• **Given data**:
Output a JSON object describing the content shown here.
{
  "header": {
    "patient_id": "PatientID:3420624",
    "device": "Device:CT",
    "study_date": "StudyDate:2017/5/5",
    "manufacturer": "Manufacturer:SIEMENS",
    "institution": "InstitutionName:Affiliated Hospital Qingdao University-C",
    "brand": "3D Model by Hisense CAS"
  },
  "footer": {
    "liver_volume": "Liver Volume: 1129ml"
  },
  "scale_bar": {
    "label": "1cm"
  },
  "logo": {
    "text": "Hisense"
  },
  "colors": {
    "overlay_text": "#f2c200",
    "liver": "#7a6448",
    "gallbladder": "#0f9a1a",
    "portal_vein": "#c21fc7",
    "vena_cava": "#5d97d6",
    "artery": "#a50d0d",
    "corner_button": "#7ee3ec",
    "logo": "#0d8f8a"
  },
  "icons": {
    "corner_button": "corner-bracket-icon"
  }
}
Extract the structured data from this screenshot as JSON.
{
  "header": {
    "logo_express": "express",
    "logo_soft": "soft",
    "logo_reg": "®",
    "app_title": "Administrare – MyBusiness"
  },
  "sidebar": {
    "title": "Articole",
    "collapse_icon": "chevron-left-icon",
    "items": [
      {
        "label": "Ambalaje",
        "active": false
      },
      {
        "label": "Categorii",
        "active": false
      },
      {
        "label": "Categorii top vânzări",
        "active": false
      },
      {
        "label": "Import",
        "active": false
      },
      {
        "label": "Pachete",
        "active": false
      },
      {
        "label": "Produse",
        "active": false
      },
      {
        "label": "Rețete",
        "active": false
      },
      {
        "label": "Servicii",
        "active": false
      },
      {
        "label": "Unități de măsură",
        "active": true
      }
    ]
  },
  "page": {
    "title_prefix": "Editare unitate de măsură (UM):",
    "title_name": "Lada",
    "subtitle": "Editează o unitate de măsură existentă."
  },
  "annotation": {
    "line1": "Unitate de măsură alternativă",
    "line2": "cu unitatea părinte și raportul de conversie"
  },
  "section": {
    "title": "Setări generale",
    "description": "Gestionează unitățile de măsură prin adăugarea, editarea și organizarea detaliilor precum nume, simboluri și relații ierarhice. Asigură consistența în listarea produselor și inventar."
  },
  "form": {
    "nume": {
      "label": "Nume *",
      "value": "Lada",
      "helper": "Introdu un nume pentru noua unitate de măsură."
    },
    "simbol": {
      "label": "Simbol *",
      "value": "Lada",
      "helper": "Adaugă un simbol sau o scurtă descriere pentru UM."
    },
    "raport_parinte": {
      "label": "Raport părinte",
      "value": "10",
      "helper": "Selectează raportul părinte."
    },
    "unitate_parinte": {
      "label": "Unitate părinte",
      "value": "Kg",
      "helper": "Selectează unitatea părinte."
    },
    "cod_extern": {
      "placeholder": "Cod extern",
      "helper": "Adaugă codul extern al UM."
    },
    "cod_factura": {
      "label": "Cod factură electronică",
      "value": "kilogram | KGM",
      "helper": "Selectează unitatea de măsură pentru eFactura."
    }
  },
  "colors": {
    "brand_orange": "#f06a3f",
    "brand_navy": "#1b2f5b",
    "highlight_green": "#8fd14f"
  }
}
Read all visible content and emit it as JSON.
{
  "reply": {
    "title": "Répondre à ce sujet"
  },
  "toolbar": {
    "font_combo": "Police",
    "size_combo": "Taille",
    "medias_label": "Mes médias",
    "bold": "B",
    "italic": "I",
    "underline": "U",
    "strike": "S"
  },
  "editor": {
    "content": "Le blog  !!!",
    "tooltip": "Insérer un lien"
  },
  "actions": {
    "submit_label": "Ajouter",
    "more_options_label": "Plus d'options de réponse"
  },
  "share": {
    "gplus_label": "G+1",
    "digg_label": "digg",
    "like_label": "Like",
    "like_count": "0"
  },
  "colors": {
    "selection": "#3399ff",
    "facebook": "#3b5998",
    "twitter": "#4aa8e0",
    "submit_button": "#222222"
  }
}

• **What you are asked to do**:
Lines that include the word "părinte" are to be extracted from the data above.

• **Result**:
    "line2": "cu unitatea părinte și raportul de conversie"
      "label": "Raport părinte",
      "helper": "Selectează raportul părinte."
      "label": "Unitate părinte",
      "helper": "Selectează unitatea părinte."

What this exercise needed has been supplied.